(GIVEN TASK): Give every entry again, unchanged, and leave its images out.

○ ○ ○ ○ ○

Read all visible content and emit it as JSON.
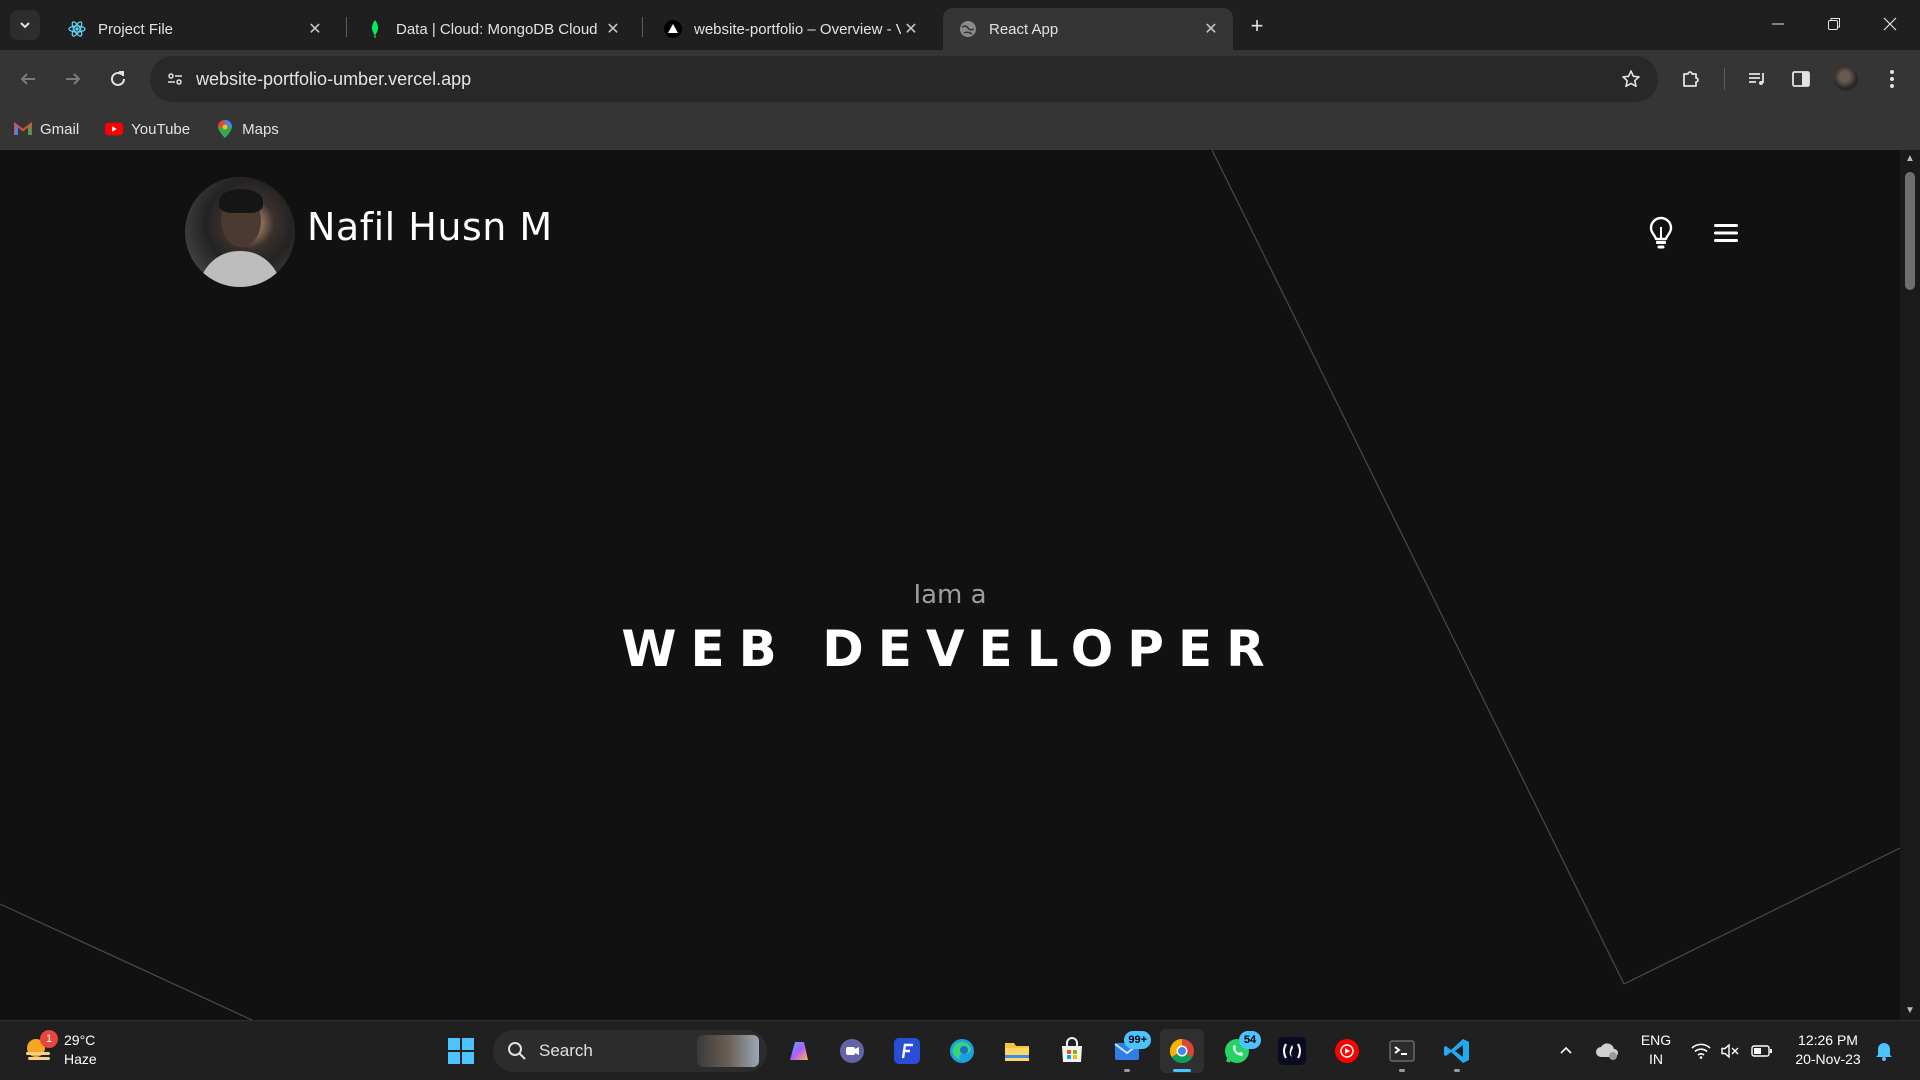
{
  "browser": {
    "tabs": [
      {
        "title": "Project File",
        "icon": "react-icon"
      },
      {
        "title": "Data | Cloud: MongoDB Cloud",
        "icon": "mongodb-leaf-icon"
      },
      {
        "title": "website-portfolio – Overview - V",
        "icon": "vercel-triangle-icon"
      },
      {
        "title": "React App",
        "icon": "globe-icon",
        "active": true
      }
    ],
    "url": "website-portfolio-umber.vercel.app",
    "bookmarks": [
      {
        "label": "Gmail",
        "icon": "gmail-icon"
      },
      {
        "label": "YouTube",
        "icon": "youtube-icon"
      },
      {
        "label": "Maps",
        "icon": "maps-pin-icon"
      }
    ]
  },
  "page": {
    "site_name": "Nafil Husn M",
    "hero_subtitle": "Iam a",
    "hero_title": "WEB DEVELOPER"
  },
  "taskbar": {
    "weather": {
      "temp": "29°C",
      "condition": "Haze",
      "badge": "1"
    },
    "search_label": "Search",
    "badges": {
      "mail": "99+",
      "whatsapp": "54"
    },
    "language": {
      "line1": "ENG",
      "line2": "IN"
    },
    "clock": {
      "time": "12:26 PM",
      "date": "20-Nov-23"
    }
  },
  "colors": {
    "page_bg": "#111111",
    "chrome_frame": "#1f1f1f",
    "chrome_toolbar": "#353535",
    "taskbar": "#202020",
    "accent_blue": "#4cc2ff"
  }
}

○ ○ ○ ○ ○

(SOLUTION FOR THIS TASK):
Read all visible content and emit it as JSON.
{
  "browser": {
    "tabs": [
      {
        "title": "Project File",
        "icon": "react-icon"
      },
      {
        "title": "Data | Cloud: MongoDB Cloud",
        "icon": "mongodb-leaf-icon"
      },
      {
        "title": "website-portfolio – Overview - V",
        "icon": "vercel-triangle-icon"
      },
      {
        "title": "React App",
        "icon": "globe-icon",
        "active": true
      }
    ],
    "url": "website-portfolio-umber.vercel.app",
    "bookmarks": [
      {
        "label": "Gmail",
        "icon": "gmail-icon"
      },
      {
        "label": "YouTube",
        "icon": "youtube-icon"
      },
      {
        "label": "Maps",
        "icon": "maps-pin-icon"
      }
    ]
  },
  "page": {
    "site_name": "Nafil Husn M",
    "hero_subtitle": "Iam a",
    "hero_title": "WEB DEVELOPER"
  },
  "taskbar": {
    "weather": {
      "temp": "29°C",
      "condition": "Haze",
      "badge": "1"
    },
    "search_label": "Search",
    "badges": {
      "mail": "99+",
      "whatsapp": "54"
    },
    "language": {
      "line1": "ENG",
      "line2": "IN"
    },
    "clock": {
      "time": "12:26 PM",
      "date": "20-Nov-23"
    }
  },
  "colors": {
    "page_bg": "#111111",
    "chrome_frame": "#1f1f1f",
    "chrome_toolbar": "#353535",
    "taskbar": "#202020",
    "accent_blue": "#4cc2ff"
  }
}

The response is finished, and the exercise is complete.